>>>

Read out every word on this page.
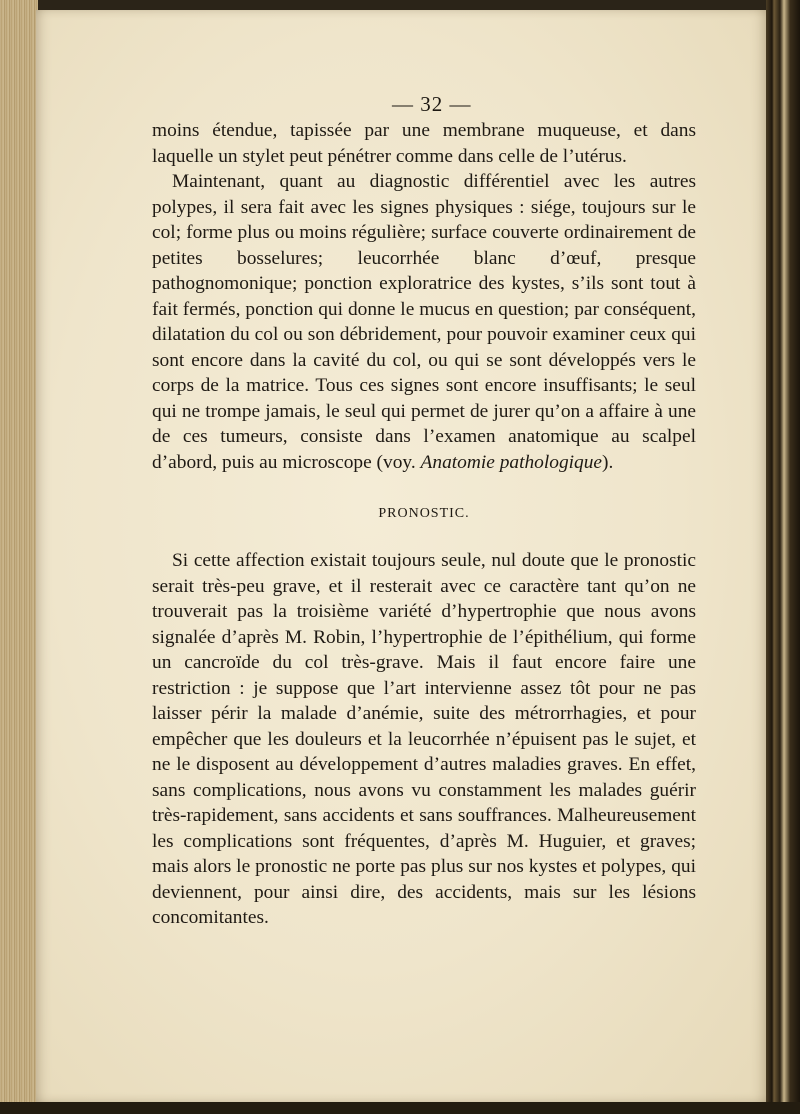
— 32 —

moins étendue, tapissée par une membrane muqueuse, et dans laquelle un stylet peut pénétrer comme dans celle de l’utérus.

Maintenant, quant au diagnostic différentiel avec les autres polypes, il sera fait avec les signes physiques : siége, toujours sur le col; forme plus ou moins régulière; surface couverte ordinairement de petites bosselures; leucorrhée blanc d’œuf, presque pathognomonique; ponction exploratrice des kystes, s’ils sont tout à fait fermés, ponction qui donne le mucus en question; par conséquent, dilatation du col ou son débridement, pour pouvoir examiner ceux qui sont encore dans la cavité du col, ou qui se sont développés vers le corps de la matrice. Tous ces signes sont encore insuffisants; le seul qui ne trompe jamais, le seul qui permet de jurer qu’on a affaire à une de ces tumeurs, consiste dans l’examen anatomique au scalpel d’abord, puis au microscope (voy. Anatomie pathologique).

PRONOSTIC.

Si cette affection existait toujours seule, nul doute que le pronostic serait très-peu grave, et il resterait avec ce caractère tant qu’on ne trouverait pas la troisième variété d’hypertrophie que nous avons signalée d’après M. Robin, l’hypertrophie de l’épithélium, qui forme un cancroïde du col très-grave. Mais il faut encore faire une restriction : je suppose que l’art intervienne assez tôt pour ne pas laisser périr la malade d’anémie, suite des métrorrhagies, et pour empêcher que les douleurs et la leucorrhée n’épuisent pas le sujet, et ne le disposent au développement d’autres maladies graves. En effet, sans complications, nous avons vu constamment les malades guérir très-rapidement, sans accidents et sans souffrances. Malheureusement les complications sont fréquentes, d’après M. Huguier, et graves; mais alors le pronostic ne porte pas plus sur nos kystes et polypes, qui deviennent, pour ainsi dire, des accidents, mais sur les lésions concomitantes.
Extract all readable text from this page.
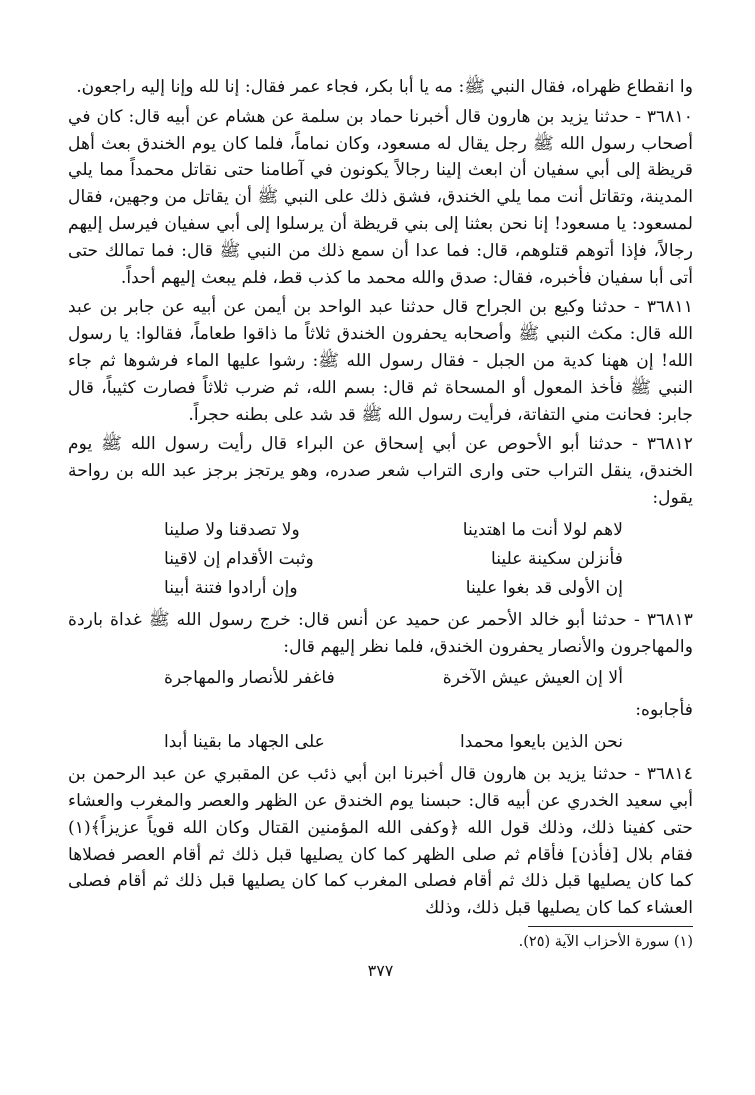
وا انقطاع ظهراه، فقال النبي ﷺ: مه يا أبا بكر، فجاء عمر فقال: إنا لله وإنا إليه راجعون.

٣٦٨١٠ - حدثنا يزيد بن هارون قال أخبرنا حماد بن سلمة عن هشام عن أبيه قال: كان في أصحاب رسول الله ﷺ رجل يقال له مسعود، وكان نماماً، فلما كان يوم الخندق بعث أهل قريظة إلى أبي سفيان أن ابعث إلينا رجالاً يكونون في آطامنا حتى نقاتل محمداً مما يلي المدينة، وتقاتل أنت مما يلي الخندق، فشق ذلك على النبي ﷺ أن يقاتل من وجهين، فقال لمسعود: يا مسعود! إنا نحن بعثنا إلى بني قريظة أن يرسلوا إلى أبي سفيان فيرسل إليهم رجالاً، فإذا أتوهم قتلوهم، قال: فما عدا أن سمع ذلك من النبي ﷺ قال: فما تمالك حتى أتى أبا سفيان فأخبره، فقال: صدق والله محمد ما كذب قط، فلم يبعث إليهم أحداً.

٣٦٨١١ - حدثنا وكيع بن الجراح قال حدثنا عبد الواحد بن أيمن عن أبيه عن جابر بن عبد الله قال: مكث النبي ﷺ وأصحابه يحفرون الخندق ثلاثاً ما ذاقوا طعاماً، فقالوا: يا رسول الله! إن ههنا كدية من الجبل - فقال رسول الله ﷺ: رشوا عليها الماء فرشوها ثم جاء النبي ﷺ فأخذ المعول أو المسحاة ثم قال: بسم الله، ثم ضرب ثلاثاً فصارت كثيباً، قال جابر: فحانت مني التفاتة، فرأيت رسول الله ﷺ قد شد على بطنه حجراً.

٣٦٨١٢ - حدثنا أبو الأحوص عن أبي إسحاق عن البراء قال رأيت رسول الله ﷺ يوم الخندق، ينقل التراب حتى وارى التراب شعر صدره، وهو يرتجز برجز عبد الله بن رواحة يقول:

لاهم لولا أنت ما اهتدينا
ولا تصدقنا ولا صلينا
فأنزلن سكينة علينا
وثبت الأقدام إن لاقينا
إن الأولى قد بغوا علينا
وإن أرادوا فتنة أبينا

٣٦٨١٣ - حدثنا أبو خالد الأحمر عن حميد عن أنس قال: خرج رسول الله ﷺ غداة باردة والمهاجرون والأنصار يحفرون الخندق، فلما نظر إليهم قال:

ألا إن العيش عيش الآخرة
فاغفر للأنصار والمهاجرة

فأجابوه:

نحن الذين بايعوا محمدا
على الجهاد ما بقينا أبدا

٣٦٨١٤ - حدثنا يزيد بن هارون قال أخبرنا ابن أبي ذئب عن المقبري عن عبد الرحمن بن أبي سعيد الخدري عن أبيه قال: حبسنا يوم الخندق عن الظهر والعصر والمغرب والعشاء حتى كفينا ذلك، وذلك قول الله ﴿وكفى الله المؤمنين القتال وكان الله قوياً عزيزاً﴾(١) فقام بلال [فأذن] فأقام ثم صلى الظهر كما كان يصليها قبل ذلك ثم أقام العصر فصلاها كما كان يصليها قبل ذلك ثم أقام فصلى المغرب كما كان يصليها قبل ذلك ثم أقام فصلى العشاء كما كان يصليها قبل ذلك، وذلك

(١) سورة الأحزاب الآية (٢٥).

٣٧٧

<<<

● **WHAT THE EXERCISE ASKS**
Report the number of lines above that contain the word "علينا", and only that number.

● **THE REPLY**
2